> **Rows from a figure dataset**:
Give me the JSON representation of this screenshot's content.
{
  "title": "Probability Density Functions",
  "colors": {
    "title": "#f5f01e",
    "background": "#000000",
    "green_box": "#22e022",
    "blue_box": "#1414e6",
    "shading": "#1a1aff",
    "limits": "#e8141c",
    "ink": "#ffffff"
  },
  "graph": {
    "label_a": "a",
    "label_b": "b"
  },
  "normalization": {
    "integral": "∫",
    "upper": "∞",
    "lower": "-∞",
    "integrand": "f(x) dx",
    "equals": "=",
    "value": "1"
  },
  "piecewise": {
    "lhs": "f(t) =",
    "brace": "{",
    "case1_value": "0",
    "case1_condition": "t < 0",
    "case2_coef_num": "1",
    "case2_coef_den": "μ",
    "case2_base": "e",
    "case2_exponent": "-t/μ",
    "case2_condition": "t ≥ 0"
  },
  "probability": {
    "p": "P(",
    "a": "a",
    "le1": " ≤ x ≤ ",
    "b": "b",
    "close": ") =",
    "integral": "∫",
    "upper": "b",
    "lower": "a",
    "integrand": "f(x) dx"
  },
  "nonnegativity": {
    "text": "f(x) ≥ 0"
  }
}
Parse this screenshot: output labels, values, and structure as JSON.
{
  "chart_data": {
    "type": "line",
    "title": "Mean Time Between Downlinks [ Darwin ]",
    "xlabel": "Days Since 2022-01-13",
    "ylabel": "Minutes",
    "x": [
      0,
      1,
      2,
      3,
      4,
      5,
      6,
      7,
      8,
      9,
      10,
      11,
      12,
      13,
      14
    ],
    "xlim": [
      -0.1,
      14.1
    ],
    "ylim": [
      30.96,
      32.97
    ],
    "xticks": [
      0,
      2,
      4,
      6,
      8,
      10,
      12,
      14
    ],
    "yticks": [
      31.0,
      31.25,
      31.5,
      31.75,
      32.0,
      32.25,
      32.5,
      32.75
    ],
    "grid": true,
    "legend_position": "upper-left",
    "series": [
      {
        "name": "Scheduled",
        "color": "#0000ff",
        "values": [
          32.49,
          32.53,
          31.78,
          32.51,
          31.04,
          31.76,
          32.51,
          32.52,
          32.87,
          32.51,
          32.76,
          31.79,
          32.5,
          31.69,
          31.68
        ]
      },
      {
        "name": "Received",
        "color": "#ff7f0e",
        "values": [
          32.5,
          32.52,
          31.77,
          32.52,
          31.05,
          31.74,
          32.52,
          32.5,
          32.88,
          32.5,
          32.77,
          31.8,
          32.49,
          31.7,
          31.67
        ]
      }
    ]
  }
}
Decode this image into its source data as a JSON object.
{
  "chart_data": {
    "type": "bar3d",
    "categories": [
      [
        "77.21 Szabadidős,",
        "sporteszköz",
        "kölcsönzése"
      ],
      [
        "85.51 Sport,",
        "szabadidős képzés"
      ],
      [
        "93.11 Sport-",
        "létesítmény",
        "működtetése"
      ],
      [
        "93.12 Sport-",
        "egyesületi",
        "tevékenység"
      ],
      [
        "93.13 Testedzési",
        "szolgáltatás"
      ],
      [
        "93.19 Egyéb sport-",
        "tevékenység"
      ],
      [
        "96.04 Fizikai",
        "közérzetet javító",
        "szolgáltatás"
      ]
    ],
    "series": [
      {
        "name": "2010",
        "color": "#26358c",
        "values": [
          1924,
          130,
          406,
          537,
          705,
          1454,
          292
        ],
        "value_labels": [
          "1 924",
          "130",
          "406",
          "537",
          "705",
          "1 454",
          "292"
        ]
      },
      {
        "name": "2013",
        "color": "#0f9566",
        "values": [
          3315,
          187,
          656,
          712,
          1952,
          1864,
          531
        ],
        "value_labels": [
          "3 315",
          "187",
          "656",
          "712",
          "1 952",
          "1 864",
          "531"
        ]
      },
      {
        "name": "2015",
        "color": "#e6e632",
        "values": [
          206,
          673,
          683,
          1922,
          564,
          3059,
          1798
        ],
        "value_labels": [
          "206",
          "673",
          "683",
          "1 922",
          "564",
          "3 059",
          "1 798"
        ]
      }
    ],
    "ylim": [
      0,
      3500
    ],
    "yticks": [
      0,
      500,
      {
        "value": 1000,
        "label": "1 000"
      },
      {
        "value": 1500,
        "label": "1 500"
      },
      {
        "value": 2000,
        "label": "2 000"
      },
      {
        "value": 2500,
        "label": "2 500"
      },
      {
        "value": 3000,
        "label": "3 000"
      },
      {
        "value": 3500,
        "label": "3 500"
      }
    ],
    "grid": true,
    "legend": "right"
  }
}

> **WHAT IS REQUIRED**:
Write every line of the material above again, exactly.

> **RESULT**:
Give me the JSON representation of this screenshot's content.
{
  "title": "Probability Density Functions",
  "colors": {
    "title": "#f5f01e",
    "background": "#000000",
    "green_box": "#22e022",
    "blue_box": "#1414e6",
    "shading": "#1a1aff",
    "limits": "#e8141c",
    "ink": "#ffffff"
  },
  "graph": {
    "label_a": "a",
    "label_b": "b"
  },
  "normalization": {
    "integral": "∫",
    "upper": "∞",
    "lower": "-∞",
    "integrand": "f(x) dx",
    "equals": "=",
    "value": "1"
  },
  "piecewise": {
    "lhs": "f(t) =",
    "brace": "{",
    "case1_value": "0",
    "case1_condition": "t < 0",
    "case2_coef_num": "1",
    "case2_coef_den": "μ",
    "case2_base": "e",
    "case2_exponent": "-t/μ",
    "case2_condition": "t ≥ 0"
  },
  "probability": {
    "p": "P(",
    "a": "a",
    "le1": " ≤ x ≤ ",
    "b": "b",
    "close": ") =",
    "integral": "∫",
    "upper": "b",
    "lower": "a",
    "integrand": "f(x) dx"
  },
  "nonnegativity": {
    "text": "f(x) ≥ 0"
  }
}
Parse this screenshot: output labels, values, and structure as JSON.
{
  "chart_data": {
    "type": "line",
    "title": "Mean Time Between Downlinks [ Darwin ]",
    "xlabel": "Days Since 2022-01-13",
    "ylabel": "Minutes",
    "x": [
      0,
      1,
      2,
      3,
      4,
      5,
      6,
      7,
      8,
      9,
      10,
      11,
      12,
      13,
      14
    ],
    "xlim": [
      -0.1,
      14.1
    ],
    "ylim": [
      30.96,
      32.97
    ],
    "xticks": [
      0,
      2,
      4,
      6,
      8,
      10,
      12,
      14
    ],
    "yticks": [
      31.0,
      31.25,
      31.5,
      31.75,
      32.0,
      32.25,
      32.5,
      32.75
    ],
    "grid": true,
    "legend_position": "upper-left",
    "series": [
      {
        "name": "Scheduled",
        "color": "#0000ff",
        "values": [
          32.49,
          32.53,
          31.78,
          32.51,
          31.04,
          31.76,
          32.51,
          32.52,
          32.87,
          32.51,
          32.76,
          31.79,
          32.5,
          31.69,
          31.68
        ]
      },
      {
        "name": "Received",
        "color": "#ff7f0e",
        "values": [
          32.5,
          32.52,
          31.77,
          32.52,
          31.05,
          31.74,
          32.52,
          32.5,
          32.88,
          32.5,
          32.77,
          31.8,
          32.49,
          31.7,
          31.67
        ]
      }
    ]
  }
}
Decode this image into its source data as a JSON object.
{
  "chart_data": {
    "type": "bar3d",
    "categories": [
      [
        "77.21 Szabadidős,",
        "sporteszköz",
        "kölcsönzése"
      ],
      [
        "85.51 Sport,",
        "szabadidős képzés"
      ],
      [
        "93.11 Sport-",
        "létesítmény",
        "működtetése"
      ],
      [
        "93.12 Sport-",
        "egyesületi",
        "tevékenység"
      ],
      [
        "93.13 Testedzési",
        "szolgáltatás"
      ],
      [
        "93.19 Egyéb sport-",
        "tevékenység"
      ],
      [
        "96.04 Fizikai",
        "közérzetet javító",
        "szolgáltatás"
      ]
    ],
    "series": [
      {
        "name": "2010",
        "color": "#26358c",
        "values": [
          1924,
          130,
          406,
          537,
          705,
          1454,
          292
        ],
        "value_labels": [
          "1 924",
          "130",
          "406",
          "537",
          "705",
          "1 454",
          "292"
        ]
      },
      {
        "name": "2013",
        "color": "#0f9566",
        "values": [
          3315,
          187,
          656,
          712,
          1952,
          1864,
          531
        ],
        "value_labels": [
          "3 315",
          "187",
          "656",
          "712",
          "1 952",
          "1 864",
          "531"
        ]
      },
      {
        "name": "2015",
        "color": "#e6e632",
        "values": [
          206,
          673,
          683,
          1922,
          564,
          3059,
          1798
        ],
        "value_labels": [
          "206",
          "673",
          "683",
          "1 922",
          "564",
          "3 059",
          "1 798"
        ]
      }
    ],
    "ylim": [
      0,
      3500
    ],
    "yticks": [
      0,
      500,
      {
        "value": 1000,
        "label": "1 000"
      },
      {
        "value": 1500,
        "label": "1 500"
      },
      {
        "value": 2000,
        "label": "2 000"
      },
      {
        "value": 2500,
        "label": "2 500"
      },
      {
        "value": 3000,
        "label": "3 000"
      },
      {
        "value": 3500,
        "label": "3 500"
      }
    ],
    "grid": true,
    "legend": "right"
  }
}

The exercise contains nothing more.